Extract:
I pulled all the plugs and the starter. I found top dead center on cylinder #1 (closest to the radiator). I pulled all of the parts in the distributor including the base plate. I found fresh scratches on the tops of the counter weights and located a set screw that had fell down under the plate. After cleaning everything I put it back and replaced the insulator that isolated the brass stud on the distributor
When I checked for spark at the points, I had spark under the mounting plate. I will check that out today
 
Thanks for all the input. I failed to mention that I have replaced points and condensers along with with the coils. I admit that I am a shade tree mechanic and this no spark is beginning to drive me nuts. After reading everything I could on this subject, I went back further and started over.
I pulled all the plugs and the starter. I found top dead center on cylinder #1 (closest to the radiator). I pulled all of the parts in the distributor including the base plate. I found fresh scratches on the tops of the counter weights and located a set screw that had fell down under the plate. After cleaning everything I put it back and replaced the insulator that isolated the brass stud on the distributor
When I checked for spark at the points, I had spark under the mounting plate. I will check that out today
You want TDC on compression, not exhaust. Put thumb on spark plug hole to insure you are coming up on compression.
 
You want TDC on compression, not exhaust. Put thumb on spark plug hole to insure you are coming up on compression.

Learning that fact was a painfull lesson for me when I was 22. Ford 360 pickup engine.
I smoked the starter.
50 years later I haven't forgotten it :)
 
I am thank full you guys out there are covering my six. In fact I had the tractor on TDC of the exhaust stroke. I ordered an electric ignition kit. I twill be here Monday. I am keeping all of my old parts just in case I want to bang my head against the wall at a later date. Thanks to all for your input. I will update this thread after I complete the change out.
 
That sounds like a bad ground between the points and the engine block.
If that is the case changing to electronic ignition will do nothing to solve your problem.
I had that problem! The bolt coming thru the side of the distributor was grounding out.
The insulator on the bolt head inside had deteriorated. I cut a piece out of a plastic applesauce cup (I was using to hold bolts) and drilled a hole for the bolt. Still running strong.
Keith
 
What can I do to create a good ground. This is now becoming an issue that I will not be done with until I solve the problem. I spent the day going thru the distributor. I replaced the wire that feeds the points and made a new insulator from a piece of gasket material and installed it where the brass stud goes thru the side of the distributor. I pulled the starter and rotated the flywheel until the timing mark was visible in the access hole. Using the rotor as a guide I verified that the distributor cap and plug wires were set to 1,2,4,3 beginning at the radiator. Will continue tomorrow.
 
What can I do to create a good ground.
The first thing you need to do is quit jumping all over the place. Stop everything relax and start from the beginning.

Do you have a ohm meter.

Supplied data:
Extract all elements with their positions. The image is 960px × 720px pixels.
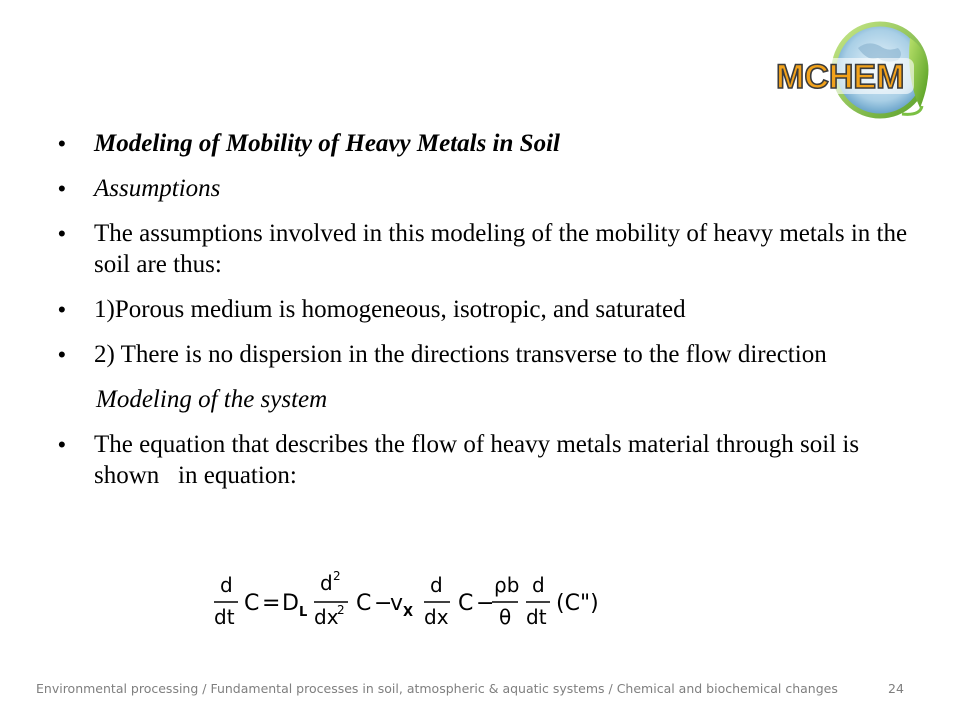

To do:
1. Answer these questions from the tractor ignition thread:
(a) What did the poster find that had fallen under the distributor plate?
(b) What did Keith cut up to make a new insulator for the bolt head?
(c) What firing order did the poster verify, and where does it begin?
2. Carry the tractor ignition thread forward from its last line.
The data has no connection to the tractor ignition thread.

Task-by-task answers:
1.
(a) A set screw.
(b) A plastic applesauce cup.
(c) 1,2,4,3, beginning at the radiator.

2.
Harbor freight has them for less than $5.

Hook one end of the ohm meter to battery ground.
Turn the motor till the points are open
Touch the other end of meter to points mounting plate. You should show a connection with the ohm meter.
If no connection trace it down to you find a good ground connection.
The point mounting plate
The advance weight
The center shaft
The engine block.
Once you find a good ground work back to the points to clean and get the ground to the points base.

Now that the points have a good ground it is time to start on power side.
With points still open take the wire off coil and check for ground.
You should not have a ground here.

Now take the ohm meter wire off battery and touch one end to wire off coil and one end to points on the side that moves.
You should have a connection here.
This all will tell you the wire from coil to points is good and not grounding out.
Once all this is done we know the distributor is good so far.

Now it is time to check for spark.
Rotate motor till points are closed.
Connect distributor wire back on coil.
With key on open and close points with something plastic as not to cause a short.
A toothpick works well for this.
You should get a spark out of the coil center wire every time you open points.

This concludes the primary circuit.
Post your findings or when you get this far and I will walk you through the secondary circuit.
 
Who says you can't treat an old dog new tricks! John in LA , Your step by step instructions did the trick. If you are not already writing books to help people like me "That know just enough to be dangerous" Then you should be. Keith from Ohio was dead on with his advice The brass bolt that goes thru distributor was shorting out the wire coming from the coil. I ran a single wire from the minus side of the coil directly to the points I ended up running a 2nd wire to the plus side of the coil, that was fed from the "I" terminal on the starter relay. She fired right up Thanks to all for your input.
 
You are welcome
Glad I could help

Back in the 70’s when I was in USAF mechanics school we had a week of working on just such problems.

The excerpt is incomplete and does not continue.